Figure contents as structured data
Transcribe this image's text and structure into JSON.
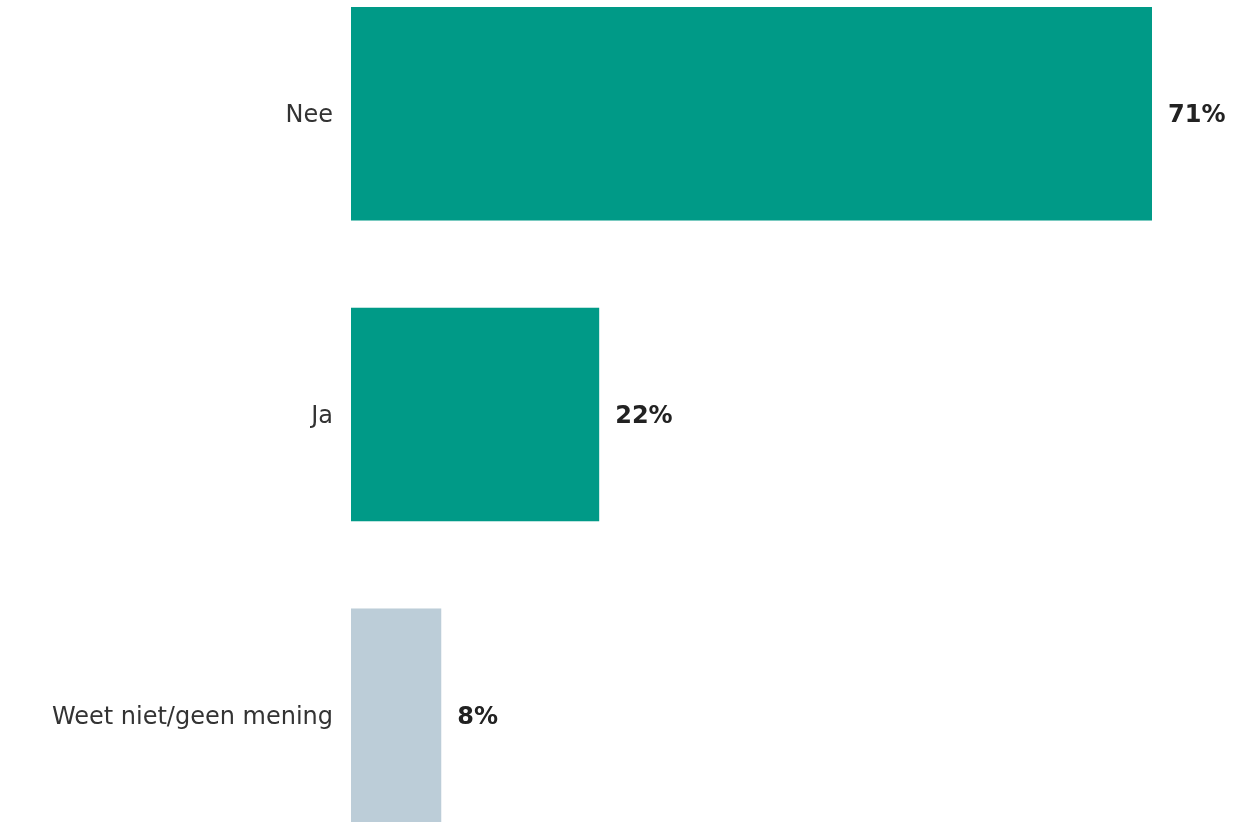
{
  "chart_data": {
    "type": "bar",
    "orientation": "horizontal",
    "categories": [
      "Nee",
      "Ja",
      "Weet niet/geen mening"
    ],
    "values": [
      71,
      22,
      8
    ],
    "colors": [
      "#009a87",
      "#009a87",
      "#bccdd8"
    ],
    "value_labels": [
      "71%",
      "22%",
      "8%"
    ]
  }
}
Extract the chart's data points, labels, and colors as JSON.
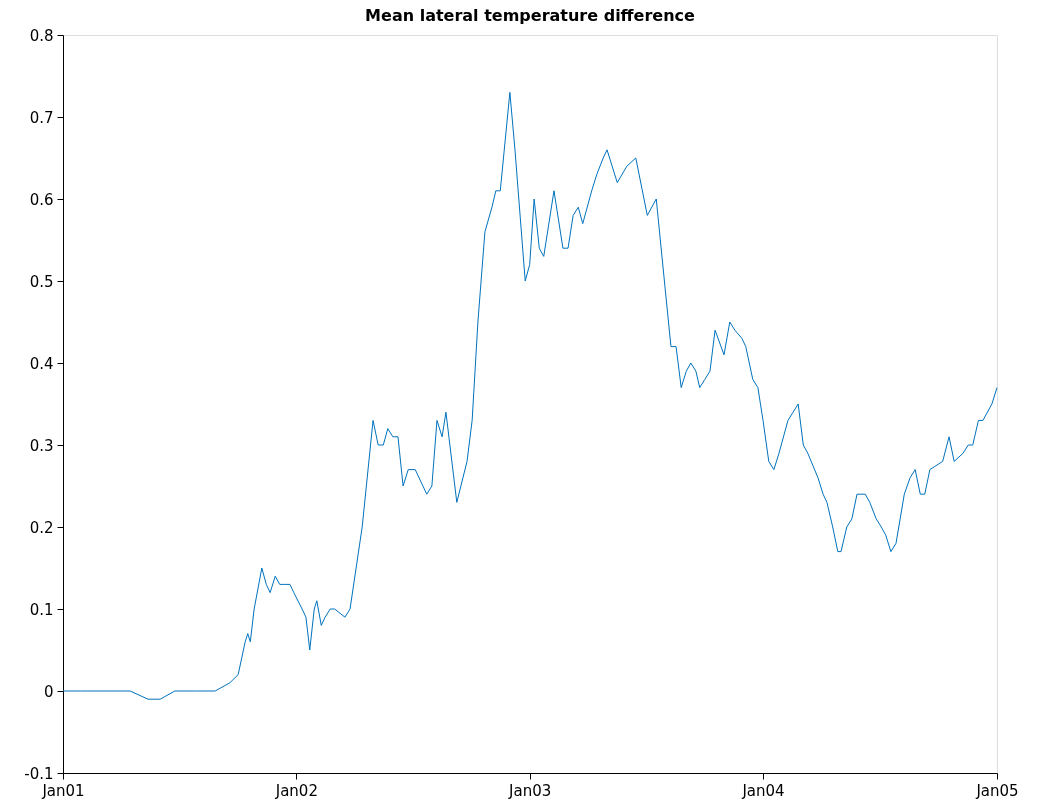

> **Task directions**: Reproduce each entry precisely, dropping only the pictures.

> **Response below**:
Transcribe this image's text and structure into JSON.
{
  "chart_data": {
    "type": "bar",
    "orientation": "horizontal",
    "categories": [
      "Nee",
      "Ja",
      "Weet niet/geen mening"
    ],
    "values": [
      71,
      22,
      8
    ],
    "colors": [
      "#009a87",
      "#009a87",
      "#bccdd8"
    ],
    "value_labels": [
      "71%",
      "22%",
      "8%"
    ]
  }
}
Extract the chart's data points, labels, and colors as JSON.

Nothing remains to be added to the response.